* _Required task_: Please transcribe the listing below in full and word for word, without its pictures.

(A run of records)

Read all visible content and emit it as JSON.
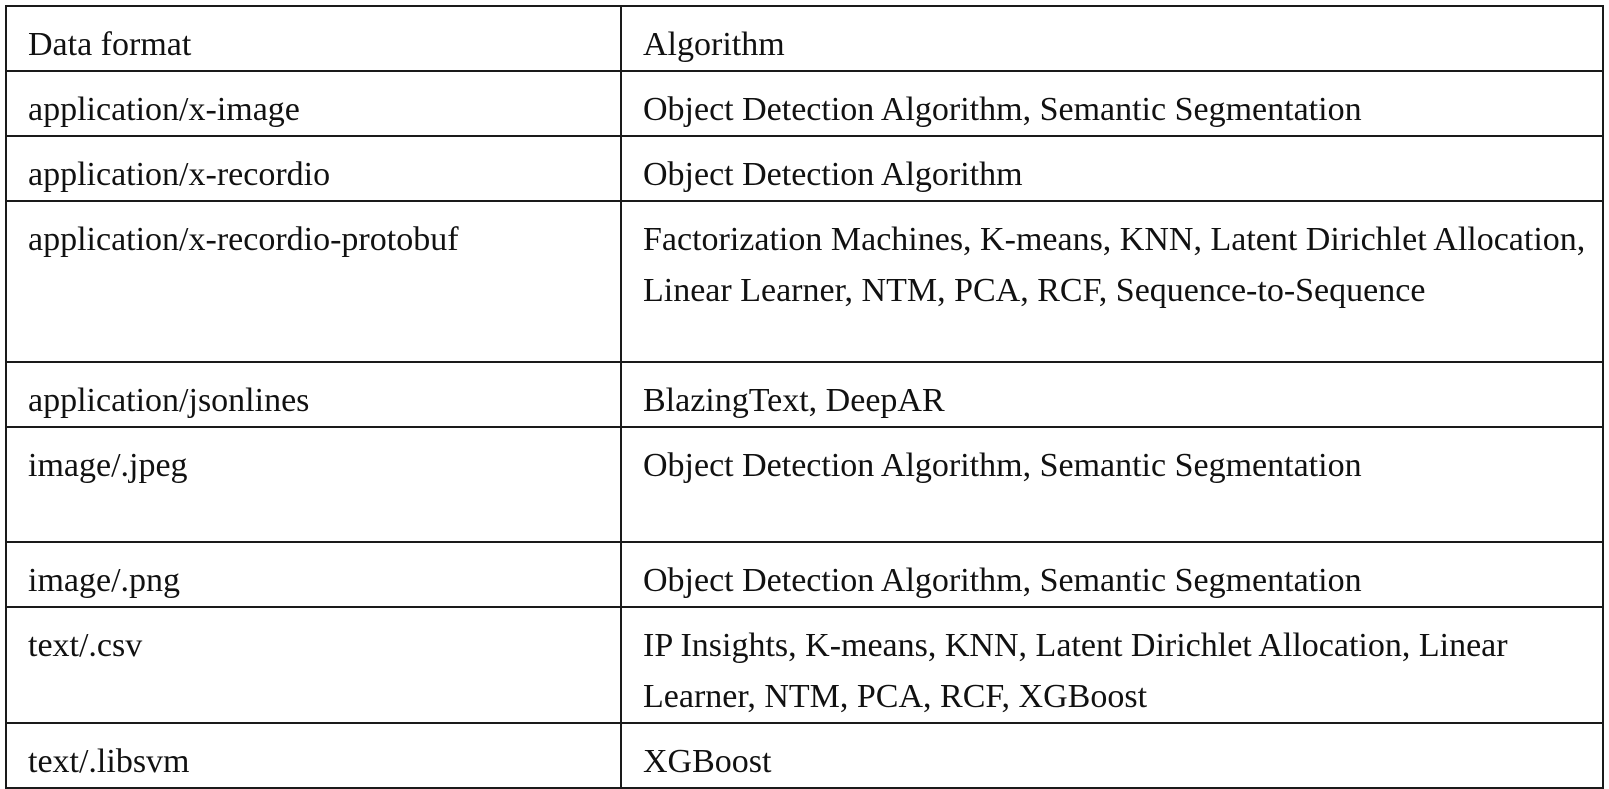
{
  "table": {
    "headers": [
      "Data format",
      "Algorithm"
    ],
    "rows": [
      {
        "format": "application/x-image",
        "algorithm": "Object Detection Algorithm, Semantic Segmentation"
      },
      {
        "format": "application/x-recordio",
        "algorithm": "Object Detection Algorithm"
      },
      {
        "format": "application/x-recordio-protobuf",
        "algorithm": "Factorization Machines, K-means, KNN, Latent Dirichlet Allocation, Linear Learner, NTM, PCA, RCF, Sequence-to-Sequence"
      },
      {
        "format": "application/jsonlines",
        "algorithm": "BlazingText, DeepAR"
      },
      {
        "format": "image/.jpeg",
        "algorithm": "Object Detection Algorithm, Semantic Segmentation"
      },
      {
        "format": "image/.png",
        "algorithm": "Object Detection Algorithm, Semantic Segmentation"
      },
      {
        "format": "text/.csv",
        "algorithm": "IP Insights, K-means, KNN, Latent Dirichlet Allocation, Linear Learner, NTM, PCA, RCF, XGBoost"
      },
      {
        "format": "text/.libsvm",
        "algorithm": "XGBoost"
      }
    ]
  }
}
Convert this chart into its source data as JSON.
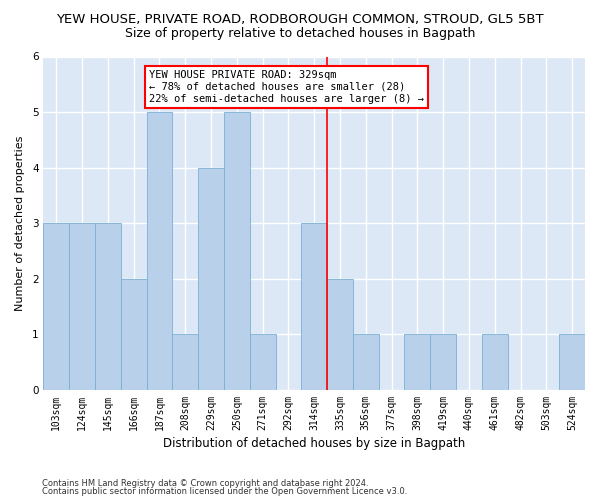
{
  "title1": "YEW HOUSE, PRIVATE ROAD, RODBOROUGH COMMON, STROUD, GL5 5BT",
  "title2": "Size of property relative to detached houses in Bagpath",
  "xlabel": "Distribution of detached houses by size in Bagpath",
  "ylabel": "Number of detached properties",
  "categories": [
    "103sqm",
    "124sqm",
    "145sqm",
    "166sqm",
    "187sqm",
    "208sqm",
    "229sqm",
    "250sqm",
    "271sqm",
    "292sqm",
    "314sqm",
    "335sqm",
    "356sqm",
    "377sqm",
    "398sqm",
    "419sqm",
    "440sqm",
    "461sqm",
    "482sqm",
    "503sqm",
    "524sqm"
  ],
  "values": [
    3,
    3,
    3,
    2,
    5,
    1,
    4,
    5,
    1,
    0,
    3,
    2,
    1,
    0,
    1,
    1,
    0,
    1,
    0,
    0,
    1
  ],
  "bar_color": "#b8d0ea",
  "bar_edge_color": "#7aafd4",
  "red_line_x": 10.5,
  "annotation_title": "YEW HOUSE PRIVATE ROAD: 329sqm",
  "annotation_line1": "← 78% of detached houses are smaller (28)",
  "annotation_line2": "22% of semi-detached houses are larger (8) →",
  "footnote1": "Contains HM Land Registry data © Crown copyright and database right 2024.",
  "footnote2": "Contains public sector information licensed under the Open Government Licence v3.0.",
  "ylim": [
    0,
    6
  ],
  "yticks": [
    0,
    1,
    2,
    3,
    4,
    5,
    6
  ],
  "background_color": "#dce8f5",
  "plot_bg_color": "#dce8f5",
  "grid_color": "#ffffff",
  "fig_bg_color": "#ffffff",
  "title1_fontsize": 9.5,
  "title2_fontsize": 9,
  "tick_fontsize": 7,
  "xlabel_fontsize": 8.5,
  "ylabel_fontsize": 8,
  "annot_fontsize": 7.5
}
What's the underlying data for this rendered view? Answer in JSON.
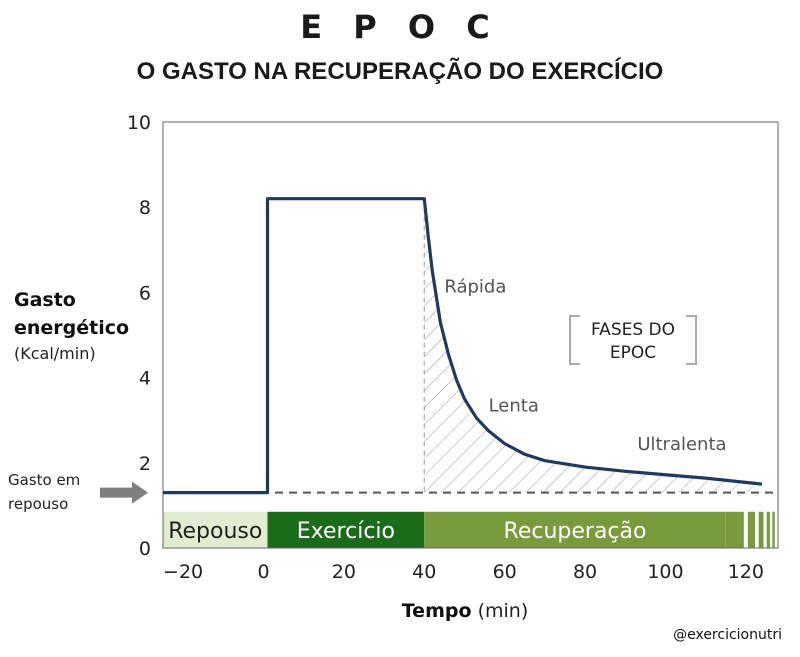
{
  "title": "E P O C",
  "subtitle": "O GASTO NA RECUPERAÇÃO DO EXERCÍCIO",
  "ylabel_line1": "Gasto",
  "ylabel_line2": "energético",
  "yunit": "(Kcal/min)",
  "rest_label_line1": "Gasto em",
  "rest_label_line2": "repouso",
  "xlabel_bold": "Tempo",
  "xlabel_unit": "(min)",
  "credit": "@exercicionutri",
  "colors": {
    "curve": "#1f3a5f",
    "repouso_band": "#e2ecd0",
    "exercicio_band": "#1a6b1a",
    "recuperacao_band": "#7a9a3e",
    "dashed": "#555555",
    "hatch": "#999999",
    "arrow": "#7f7f7f"
  },
  "chart_data": {
    "type": "line",
    "title": "E P O C",
    "subtitle": "O GASTO NA RECUPERAÇÃO DO EXERCÍCIO",
    "xlabel": "Tempo (min)",
    "ylabel": "Gasto energético (Kcal/min)",
    "xlim": [
      -25,
      128
    ],
    "ylim": [
      0,
      10
    ],
    "xticks": [
      "−20",
      "0",
      "20",
      "40",
      "60",
      "80",
      "100",
      "120"
    ],
    "xtick_values": [
      -20,
      0,
      20,
      40,
      60,
      80,
      100,
      120
    ],
    "yticks": [
      "0",
      "2",
      "4",
      "6",
      "8",
      "10"
    ],
    "ytick_values": [
      0,
      2,
      4,
      6,
      8,
      10
    ],
    "grid": false,
    "resting_level": 1.3,
    "series": [
      {
        "x": [
          -25,
          1,
          1,
          40,
          41,
          42,
          43,
          44,
          46,
          48,
          50,
          53,
          56,
          60,
          65,
          70,
          80,
          90,
          100,
          110,
          124
        ],
        "y": [
          1.3,
          1.3,
          8.2,
          8.2,
          7.3,
          6.5,
          5.9,
          5.3,
          4.55,
          3.95,
          3.5,
          3.05,
          2.75,
          2.45,
          2.2,
          2.05,
          1.9,
          1.8,
          1.72,
          1.64,
          1.5
        ]
      }
    ],
    "phase_bands": [
      {
        "label": "Repouso",
        "x_start": -25,
        "x_end": 1
      },
      {
        "label": "Exercício",
        "x_start": 1,
        "x_end": 40
      },
      {
        "label": "Recuperação",
        "x_start": 40,
        "x_end": 115
      }
    ],
    "annotations": [
      {
        "text": "Rápida",
        "x": 45,
        "y": 6.0
      },
      {
        "text": "Lenta",
        "x": 56,
        "y": 3.2
      },
      {
        "text": "Ultralenta",
        "x": 93,
        "y": 2.3
      }
    ],
    "legend_box": {
      "line1": "FASES DO",
      "line2": "EPOC"
    }
  }
}
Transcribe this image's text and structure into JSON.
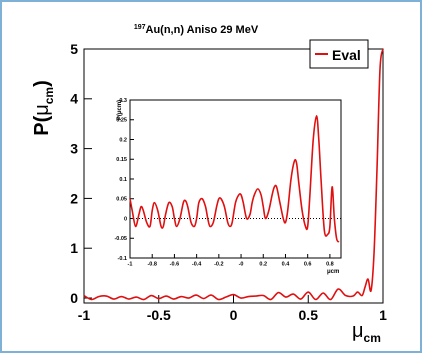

* _Response_:
Read all visible content and emit it as JSON.
{
  "table": {
    "headers": [
      "Data format",
      "Algorithm"
    ],
    "rows": [
      {
        "format": "application/x-image",
        "algorithm": "Object Detection Algorithm, Semantic Segmentation"
      },
      {
        "format": "application/x-recordio",
        "algorithm": "Object Detection Algorithm"
      },
      {
        "format": "application/x-recordio-protobuf",
        "algorithm": "Factorization Machines, K-means, KNN, Latent Dirichlet Allocation, Linear Learner, NTM, PCA, RCF, Sequence-to-Sequence"
      },
      {
        "format": "application/jsonlines",
        "algorithm": "BlazingText, DeepAR"
      },
      {
        "format": "image/.jpeg",
        "algorithm": "Object Detection Algorithm, Semantic Segmentation"
      },
      {
        "format": "image/.png",
        "algorithm": "Object Detection Algorithm, Semantic Segmentation"
      },
      {
        "format": "text/.csv",
        "algorithm": "IP Insights, K-means, KNN, Latent Dirichlet Allocation, Linear Learner, NTM, PCA, RCF, XGBoost"
      },
      {
        "format": "text/.libsvm",
        "algorithm": "XGBoost"
      }
    ]
  }
}
Convert this chart into its source data as JSON.
{
  "title1": "YEW HOUSE, PRIVATE ROAD, RODBOROUGH COMMON, STROUD, GL5 5BT",
  "title2": "Size of property relative to detached houses in Bagpath",
  "xlabel": "Distribution of detached houses by size in Bagpath",
  "ylabel": "Number of detached properties",
  "categories": [
    "103sqm",
    "124sqm",
    "145sqm",
    "166sqm",
    "187sqm",
    "208sqm",
    "229sqm",
    "250sqm",
    "271sqm",
    "292sqm",
    "314sqm",
    "335sqm",
    "356sqm",
    "377sqm",
    "398sqm",
    "419sqm",
    "440sqm",
    "461sqm",
    "482sqm",
    "503sqm",
    "524sqm"
  ],
  "values": [
    3,
    3,
    3,
    2,
    5,
    1,
    4,
    5,
    1,
    0,
    3,
    2,
    1,
    0,
    1,
    1,
    0,
    1,
    0,
    0,
    1
  ],
  "bar_color": "#b8d0ea",
  "bar_edge_color": "#7aafd4",
  "red_line_x": 10.5,
  "annotation_title": "YEW HOUSE PRIVATE ROAD: 329sqm",
  "annotation_line1": "← 78% of detached houses are smaller (28)",
  "annotation_line2": "22% of semi-detached houses are larger (8) →",
  "footnote1": "Contains HM Land Registry data © Crown copyright and database right 2024.",
  "footnote2": "Contains public sector information licensed under the Open Government Licence v3.0.",
  "ylim": [
    0,
    6
  ],
  "yticks": [
    0,
    1,
    2,
    3,
    4,
    5,
    6
  ],
  "background_color": "#dce8f5",
  "plot_bg_color": "#dce8f5",
  "grid_color": "#ffffff",
  "fig_bg_color": "#ffffff",
  "title1_fontsize": 9.5,
  "title2_fontsize": 9,
  "tick_fontsize": 7,
  "xlabel_fontsize": 8.5,
  "ylabel_fontsize": 8,
  "annot_fontsize": 7.5
}
What's the underlying data for this rendered view? Answer in JSON.
{
  "title": "E P O C",
  "subtitle": "O GASTO NA RECUPERAÇÃO DO EXERCÍCIO",
  "ylabel_line1": "Gasto",
  "ylabel_line2": "energético",
  "yunit": "(Kcal/min)",
  "rest_label_line1": "Gasto em",
  "rest_label_line2": "repouso",
  "xlabel_bold": "Tempo",
  "xlabel_unit": "(min)",
  "credit": "@exercicionutri",
  "colors": {
    "curve": "#1f3a5f",
    "repouso_band": "#e2ecd0",
    "exercicio_band": "#1a6b1a",
    "recuperacao_band": "#7a9a3e",
    "dashed": "#555555",
    "hatch": "#999999",
    "arrow": "#7f7f7f"
  },
  "chart_data": {
    "type": "line",
    "title": "E P O C",
    "subtitle": "O GASTO NA RECUPERAÇÃO DO EXERCÍCIO",
    "xlabel": "Tempo (min)",
    "ylabel": "Gasto energético (Kcal/min)",
    "xlim": [
      -25,
      128
    ],
    "ylim": [
      0,
      10
    ],
    "xticks": [
      "−20",
      "0",
      "20",
      "40",
      "60",
      "80",
      "100",
      "120"
    ],
    "xtick_values": [
      -20,
      0,
      20,
      40,
      60,
      80,
      100,
      120
    ],
    "yticks": [
      "0",
      "2",
      "4",
      "6",
      "8",
      "10"
    ],
    "ytick_values": [
      0,
      2,
      4,
      6,
      8,
      10
    ],
    "grid": false,
    "resting_level": 1.3,
    "series": [
      {
        "x": [
          -25,
          1,
          1,
          40,
          41,
          42,
          43,
          44,
          46,
          48,
          50,
          53,
          56,
          60,
          65,
          70,
          80,
          90,
          100,
          110,
          124
        ],
        "y": [
          1.3,
          1.3,
          8.2,
          8.2,
          7.3,
          6.5,
          5.9,
          5.3,
          4.55,
          3.95,
          3.5,
          3.05,
          2.75,
          2.45,
          2.2,
          2.05,
          1.9,
          1.8,
          1.72,
          1.64,
          1.5
        ]
      }
    ],
    "phase_bands": [
      {
        "label": "Repouso",
        "x_start": -25,
        "x_end": 1
      },
      {
        "label": "Exercício",
        "x_start": 1,
        "x_end": 40
      },
      {
        "label": "Recuperação",
        "x_start": 40,
        "x_end": 115
      }
    ],
    "annotations": [
      {
        "text": "Rápida",
        "x": 45,
        "y": 6.0
      },
      {
        "text": "Lenta",
        "x": 56,
        "y": 3.2
      },
      {
        "text": "Ultralenta",
        "x": 93,
        "y": 2.3
      }
    ],
    "legend_box": {
      "line1": "FASES DO",
      "line2": "EPOC"
    }
  }
}
Transcribe this image's text and structure into JSON.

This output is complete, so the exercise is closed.